**Recorded data**

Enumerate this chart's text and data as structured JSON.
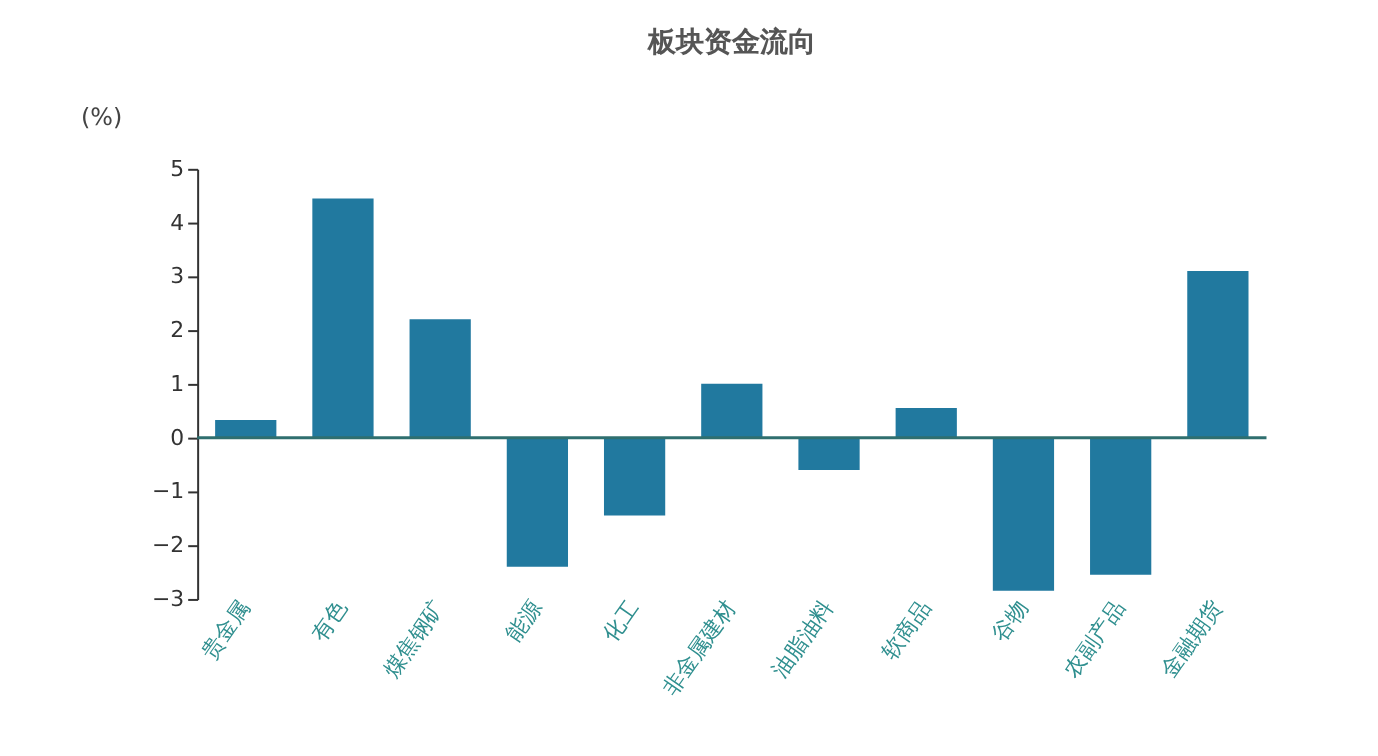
{
  "chart_data": {
    "type": "bar",
    "title": "板块资金流向",
    "ylabel": "(%)",
    "categories": [
      "贵金属",
      "有色",
      "煤焦钢矿",
      "能源",
      "化工",
      "非金属建材",
      "油脂油料",
      "软商品",
      "谷物",
      "农副产品",
      "金融期货"
    ],
    "values": [
      0.33,
      4.45,
      2.2,
      -2.4,
      -1.45,
      1.0,
      -0.6,
      0.55,
      -2.85,
      -2.55,
      3.1
    ],
    "color": "#21799f",
    "ylim": [
      -3,
      5
    ],
    "yticks": [
      -3,
      -2,
      -1,
      0,
      1,
      2,
      3,
      4,
      5
    ],
    "grid": false,
    "ref_lines": [
      {
        "axis": "y",
        "value": 0,
        "color": "#2f6f6f"
      }
    ]
  }
}
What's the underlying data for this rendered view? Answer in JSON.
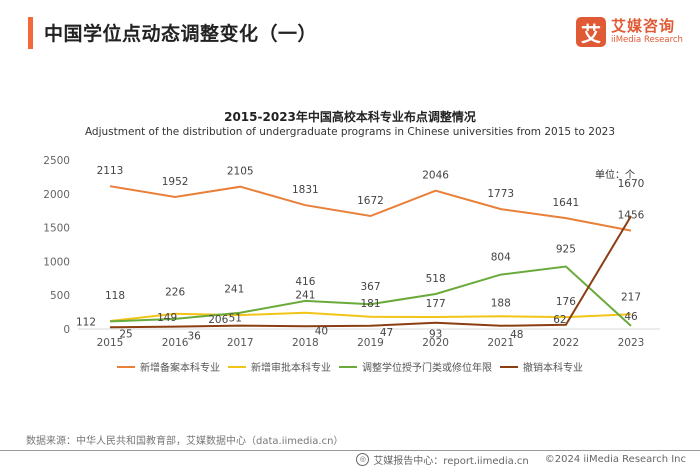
{
  "header": {
    "title": "中国学位点动态调整变化（一）",
    "logo": {
      "mark": "艾",
      "name_cn": "艾媒咨询",
      "name_en": "iiMedia Research"
    }
  },
  "unit_label": "单位：个",
  "source": "数据来源：中华人民共和国教育部，艾媒数据中心（data.iimedia.cn）",
  "footer": {
    "icon": "globe-icon",
    "report_center": "艾媒报告中心：report.iimedia.cn",
    "copyright": "©2024  iiMedia Research  Inc"
  },
  "colors": {
    "accent": "#f26a3a",
    "brand": "#e05a35"
  },
  "chart_data": {
    "type": "line",
    "title": "2015-2023年中国高校本科专业布点调整情况",
    "subtitle": "Adjustment of the distribution of undergraduate programs in Chinese universities from 2015 to 2023",
    "xlabel": "",
    "ylabel": "",
    "unit": "个",
    "ylim": [
      0,
      2500
    ],
    "yticks": [
      0,
      500,
      1000,
      1500,
      2000,
      2500
    ],
    "grid": false,
    "legend_position": "bottom",
    "categories": [
      "2015",
      "2016",
      "2017",
      "2018",
      "2019",
      "2020",
      "2021",
      "2022",
      "2023"
    ],
    "series": [
      {
        "name": "新增备案本科专业",
        "color": "#e8803a",
        "values": [
          2113,
          1952,
          2105,
          1831,
          1672,
          2046,
          1773,
          1641,
          1456
        ]
      },
      {
        "name": "新增审批本科专业",
        "color": "#f2c418",
        "values": [
          118,
          226,
          206,
          241,
          181,
          177,
          188,
          176,
          217
        ]
      },
      {
        "name": "调整学位授予门类或修位年限",
        "color": "#6aaa3a",
        "values": [
          112,
          149,
          241,
          416,
          367,
          518,
          804,
          925,
          46
        ]
      },
      {
        "name": "撤销本科专业",
        "color": "#8b3e12",
        "values": [
          25,
          36,
          51,
          40,
          47,
          93,
          48,
          62,
          1670
        ]
      }
    ]
  }
}
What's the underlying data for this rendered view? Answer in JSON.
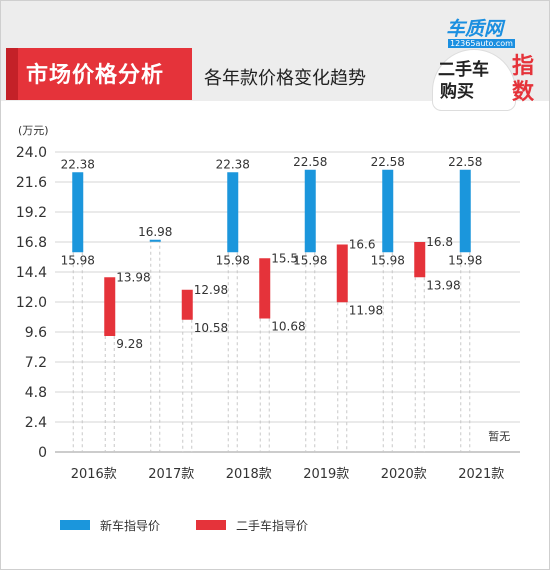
{
  "header": {
    "title": "市场价格分析",
    "subtitle": "各年款价格变化趋势",
    "logo_site": "车质网",
    "logo_url": "12365auto.com",
    "logo_line1": "二手车",
    "logo_line2": "购买",
    "logo_accent1": "指",
    "logo_accent2": "数"
  },
  "chart_data": {
    "type": "bar",
    "subtype": "floating-range",
    "unit": "(万元)",
    "categories": [
      "2016款",
      "2017款",
      "2018款",
      "2019款",
      "2020款",
      "2021款"
    ],
    "ylim": [
      0,
      24
    ],
    "yticks": [
      "24.0",
      "21.6",
      "19.2",
      "16.8",
      "14.4",
      "12.0",
      "9.6",
      "7.2",
      "4.8",
      "2.4",
      "0"
    ],
    "grid": true,
    "legend_position": "bottom-left",
    "series": [
      {
        "name": "新车指导价",
        "color": "#1b96dc",
        "ranges": [
          [
            15.98,
            22.38
          ],
          [
            16.98,
            16.98
          ],
          [
            15.98,
            22.38
          ],
          [
            15.98,
            22.58
          ],
          [
            15.98,
            22.58
          ],
          [
            15.98,
            22.58
          ]
        ],
        "low_labels": [
          "15.98",
          "",
          "15.98",
          "15.98",
          "15.98",
          "15.98"
        ],
        "high_labels": [
          "22.38",
          "16.98",
          "22.38",
          "22.58",
          "22.58",
          "22.58"
        ]
      },
      {
        "name": "二手车指导价",
        "color": "#e5333a",
        "ranges": [
          [
            9.28,
            13.98
          ],
          [
            10.58,
            12.98
          ],
          [
            10.68,
            15.5
          ],
          [
            11.98,
            16.6
          ],
          [
            13.98,
            16.8
          ],
          null
        ],
        "low_labels": [
          "9.28",
          "10.58",
          "10.68",
          "11.98",
          "13.98",
          ""
        ],
        "high_labels": [
          "13.98",
          "12.98",
          "15.5",
          "16.6",
          "16.8",
          ""
        ]
      }
    ],
    "annotations": [
      {
        "category": "2021款",
        "text": "暂无"
      }
    ]
  }
}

**Exercise brief**
Make an exact copy of the data above, pictures excluded.

**Complete answer**
Enumerate this chart's text and data as structured JSON.
{
  "chart_data": {
    "type": "bar",
    "title": "板块资金流向",
    "ylabel": "(%)",
    "categories": [
      "贵金属",
      "有色",
      "煤焦钢矿",
      "能源",
      "化工",
      "非金属建材",
      "油脂油料",
      "软商品",
      "谷物",
      "农副产品",
      "金融期货"
    ],
    "values": [
      0.33,
      4.45,
      2.2,
      -2.4,
      -1.45,
      1.0,
      -0.6,
      0.55,
      -2.85,
      -2.55,
      3.1
    ],
    "color": "#21799f",
    "ylim": [
      -3,
      5
    ],
    "yticks": [
      -3,
      -2,
      -1,
      0,
      1,
      2,
      3,
      4,
      5
    ],
    "grid": false,
    "ref_lines": [
      {
        "axis": "y",
        "value": 0,
        "color": "#2f6f6f"
      }
    ]
  }
}
What's the underlying data for this rendered view? Answer in JSON.
{
  "header": {
    "title": "中国学位点动态调整变化（一）",
    "logo": {
      "mark": "艾",
      "name_cn": "艾媒咨询",
      "name_en": "iiMedia Research"
    }
  },
  "unit_label": "单位：个",
  "source": "数据来源：中华人民共和国教育部，艾媒数据中心（data.iimedia.cn）",
  "footer": {
    "icon": "globe-icon",
    "report_center": "艾媒报告中心：report.iimedia.cn",
    "copyright": "©2024  iiMedia Research  Inc"
  },
  "colors": {
    "accent": "#f26a3a",
    "brand": "#e05a35"
  },
  "chart_data": {
    "type": "line",
    "title": "2015-2023年中国高校本科专业布点调整情况",
    "subtitle": "Adjustment of the distribution of undergraduate programs in Chinese universities from 2015 to 2023",
    "xlabel": "",
    "ylabel": "",
    "unit": "个",
    "ylim": [
      0,
      2500
    ],
    "yticks": [
      0,
      500,
      1000,
      1500,
      2000,
      2500
    ],
    "grid": false,
    "legend_position": "bottom",
    "categories": [
      "2015",
      "2016",
      "2017",
      "2018",
      "2019",
      "2020",
      "2021",
      "2022",
      "2023"
    ],
    "series": [
      {
        "name": "新增备案本科专业",
        "color": "#e8803a",
        "values": [
          2113,
          1952,
          2105,
          1831,
          1672,
          2046,
          1773,
          1641,
          1456
        ]
      },
      {
        "name": "新增审批本科专业",
        "color": "#f2c418",
        "values": [
          118,
          226,
          206,
          241,
          181,
          177,
          188,
          176,
          217
        ]
      },
      {
        "name": "调整学位授予门类或修位年限",
        "color": "#6aaa3a",
        "values": [
          112,
          149,
          241,
          416,
          367,
          518,
          804,
          925,
          46
        ]
      },
      {
        "name": "撤销本科专业",
        "color": "#8b3e12",
        "values": [
          25,
          36,
          51,
          40,
          47,
          93,
          48,
          62,
          1670
        ]
      }
    ]
  }
}
What's the underlying data for this rendered view? Answer in JSON.
{
  "header": {
    "title": "市场价格分析",
    "subtitle": "各年款价格变化趋势",
    "logo_site": "车质网",
    "logo_url": "12365auto.com",
    "logo_line1": "二手车",
    "logo_line2": "购买",
    "logo_accent1": "指",
    "logo_accent2": "数"
  },
  "chart_data": {
    "type": "bar",
    "subtype": "floating-range",
    "unit": "(万元)",
    "categories": [
      "2016款",
      "2017款",
      "2018款",
      "2019款",
      "2020款",
      "2021款"
    ],
    "ylim": [
      0,
      24
    ],
    "yticks": [
      "24.0",
      "21.6",
      "19.2",
      "16.8",
      "14.4",
      "12.0",
      "9.6",
      "7.2",
      "4.8",
      "2.4",
      "0"
    ],
    "grid": true,
    "legend_position": "bottom-left",
    "series": [
      {
        "name": "新车指导价",
        "color": "#1b96dc",
        "ranges": [
          [
            15.98,
            22.38
          ],
          [
            16.98,
            16.98
          ],
          [
            15.98,
            22.38
          ],
          [
            15.98,
            22.58
          ],
          [
            15.98,
            22.58
          ],
          [
            15.98,
            22.58
          ]
        ],
        "low_labels": [
          "15.98",
          "",
          "15.98",
          "15.98",
          "15.98",
          "15.98"
        ],
        "high_labels": [
          "22.38",
          "16.98",
          "22.38",
          "22.58",
          "22.58",
          "22.58"
        ]
      },
      {
        "name": "二手车指导价",
        "color": "#e5333a",
        "ranges": [
          [
            9.28,
            13.98
          ],
          [
            10.58,
            12.98
          ],
          [
            10.68,
            15.5
          ],
          [
            11.98,
            16.6
          ],
          [
            13.98,
            16.8
          ],
          null
        ],
        "low_labels": [
          "9.28",
          "10.58",
          "10.68",
          "11.98",
          "13.98",
          ""
        ],
        "high_labels": [
          "13.98",
          "12.98",
          "15.5",
          "16.6",
          "16.8",
          ""
        ]
      }
    ],
    "annotations": [
      {
        "category": "2021款",
        "text": "暂无"
      }
    ]
  }
}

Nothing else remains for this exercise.